>> BEGIN SOURCE MATERIAL

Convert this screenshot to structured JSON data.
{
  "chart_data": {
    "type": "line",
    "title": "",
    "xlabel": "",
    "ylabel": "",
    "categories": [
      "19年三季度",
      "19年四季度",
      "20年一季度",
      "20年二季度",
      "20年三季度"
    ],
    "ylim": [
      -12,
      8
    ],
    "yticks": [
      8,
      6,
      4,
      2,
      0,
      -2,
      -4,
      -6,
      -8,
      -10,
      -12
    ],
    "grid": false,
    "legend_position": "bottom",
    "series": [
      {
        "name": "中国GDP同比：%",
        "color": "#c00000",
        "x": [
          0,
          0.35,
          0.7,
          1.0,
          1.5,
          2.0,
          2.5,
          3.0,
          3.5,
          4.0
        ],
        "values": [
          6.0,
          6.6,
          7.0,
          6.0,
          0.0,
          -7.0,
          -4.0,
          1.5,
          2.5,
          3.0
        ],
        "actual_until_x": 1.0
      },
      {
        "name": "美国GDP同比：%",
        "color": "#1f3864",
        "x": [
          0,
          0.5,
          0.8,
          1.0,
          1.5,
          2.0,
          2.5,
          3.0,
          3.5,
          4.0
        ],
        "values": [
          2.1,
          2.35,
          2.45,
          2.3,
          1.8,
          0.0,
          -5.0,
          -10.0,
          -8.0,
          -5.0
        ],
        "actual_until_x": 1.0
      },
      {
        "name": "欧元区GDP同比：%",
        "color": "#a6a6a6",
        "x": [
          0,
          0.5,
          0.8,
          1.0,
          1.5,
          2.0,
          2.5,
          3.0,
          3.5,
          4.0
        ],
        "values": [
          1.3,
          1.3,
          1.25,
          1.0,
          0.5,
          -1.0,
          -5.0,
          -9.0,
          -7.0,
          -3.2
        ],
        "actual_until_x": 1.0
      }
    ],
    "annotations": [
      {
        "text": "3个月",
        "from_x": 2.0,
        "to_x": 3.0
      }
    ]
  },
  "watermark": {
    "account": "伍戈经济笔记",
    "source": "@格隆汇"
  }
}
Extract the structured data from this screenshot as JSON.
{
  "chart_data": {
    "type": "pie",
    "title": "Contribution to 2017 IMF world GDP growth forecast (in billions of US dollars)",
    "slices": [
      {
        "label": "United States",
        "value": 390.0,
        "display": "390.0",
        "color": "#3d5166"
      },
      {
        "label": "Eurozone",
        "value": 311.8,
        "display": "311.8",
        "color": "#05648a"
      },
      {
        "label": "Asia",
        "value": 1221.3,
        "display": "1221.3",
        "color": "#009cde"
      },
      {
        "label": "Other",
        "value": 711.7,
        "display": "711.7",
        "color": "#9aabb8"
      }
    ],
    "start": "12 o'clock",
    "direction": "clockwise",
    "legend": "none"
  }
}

>> END SOURCE MATERIAL

* WRITTEN PROBLEM *
Output the records exactly, including every line.

* ANSWER IN FULL *
Convert this screenshot to structured JSON data.
{
  "chart_data": {
    "type": "line",
    "title": "",
    "xlabel": "",
    "ylabel": "",
    "categories": [
      "19年三季度",
      "19年四季度",
      "20年一季度",
      "20年二季度",
      "20年三季度"
    ],
    "ylim": [
      -12,
      8
    ],
    "yticks": [
      8,
      6,
      4,
      2,
      0,
      -2,
      -4,
      -6,
      -8,
      -10,
      -12
    ],
    "grid": false,
    "legend_position": "bottom",
    "series": [
      {
        "name": "中国GDP同比：%",
        "color": "#c00000",
        "x": [
          0,
          0.35,
          0.7,
          1.0,
          1.5,
          2.0,
          2.5,
          3.0,
          3.5,
          4.0
        ],
        "values": [
          6.0,
          6.6,
          7.0,
          6.0,
          0.0,
          -7.0,
          -4.0,
          1.5,
          2.5,
          3.0
        ],
        "actual_until_x": 1.0
      },
      {
        "name": "美国GDP同比：%",
        "color": "#1f3864",
        "x": [
          0,
          0.5,
          0.8,
          1.0,
          1.5,
          2.0,
          2.5,
          3.0,
          3.5,
          4.0
        ],
        "values": [
          2.1,
          2.35,
          2.45,
          2.3,
          1.8,
          0.0,
          -5.0,
          -10.0,
          -8.0,
          -5.0
        ],
        "actual_until_x": 1.0
      },
      {
        "name": "欧元区GDP同比：%",
        "color": "#a6a6a6",
        "x": [
          0,
          0.5,
          0.8,
          1.0,
          1.5,
          2.0,
          2.5,
          3.0,
          3.5,
          4.0
        ],
        "values": [
          1.3,
          1.3,
          1.25,
          1.0,
          0.5,
          -1.0,
          -5.0,
          -9.0,
          -7.0,
          -3.2
        ],
        "actual_until_x": 1.0
      }
    ],
    "annotations": [
      {
        "text": "3个月",
        "from_x": 2.0,
        "to_x": 3.0
      }
    ]
  },
  "watermark": {
    "account": "伍戈经济笔记",
    "source": "@格隆汇"
  }
}
Extract the structured data from this screenshot as JSON.
{
  "chart_data": {
    "type": "pie",
    "title": "Contribution to 2017 IMF world GDP growth forecast (in billions of US dollars)",
    "slices": [
      {
        "label": "United States",
        "value": 390.0,
        "display": "390.0",
        "color": "#3d5166"
      },
      {
        "label": "Eurozone",
        "value": 311.8,
        "display": "311.8",
        "color": "#05648a"
      },
      {
        "label": "Asia",
        "value": 1221.3,
        "display": "1221.3",
        "color": "#009cde"
      },
      {
        "label": "Other",
        "value": 711.7,
        "display": "711.7",
        "color": "#9aabb8"
      }
    ],
    "start": "12 o'clock",
    "direction": "clockwise",
    "legend": "none"
  }
}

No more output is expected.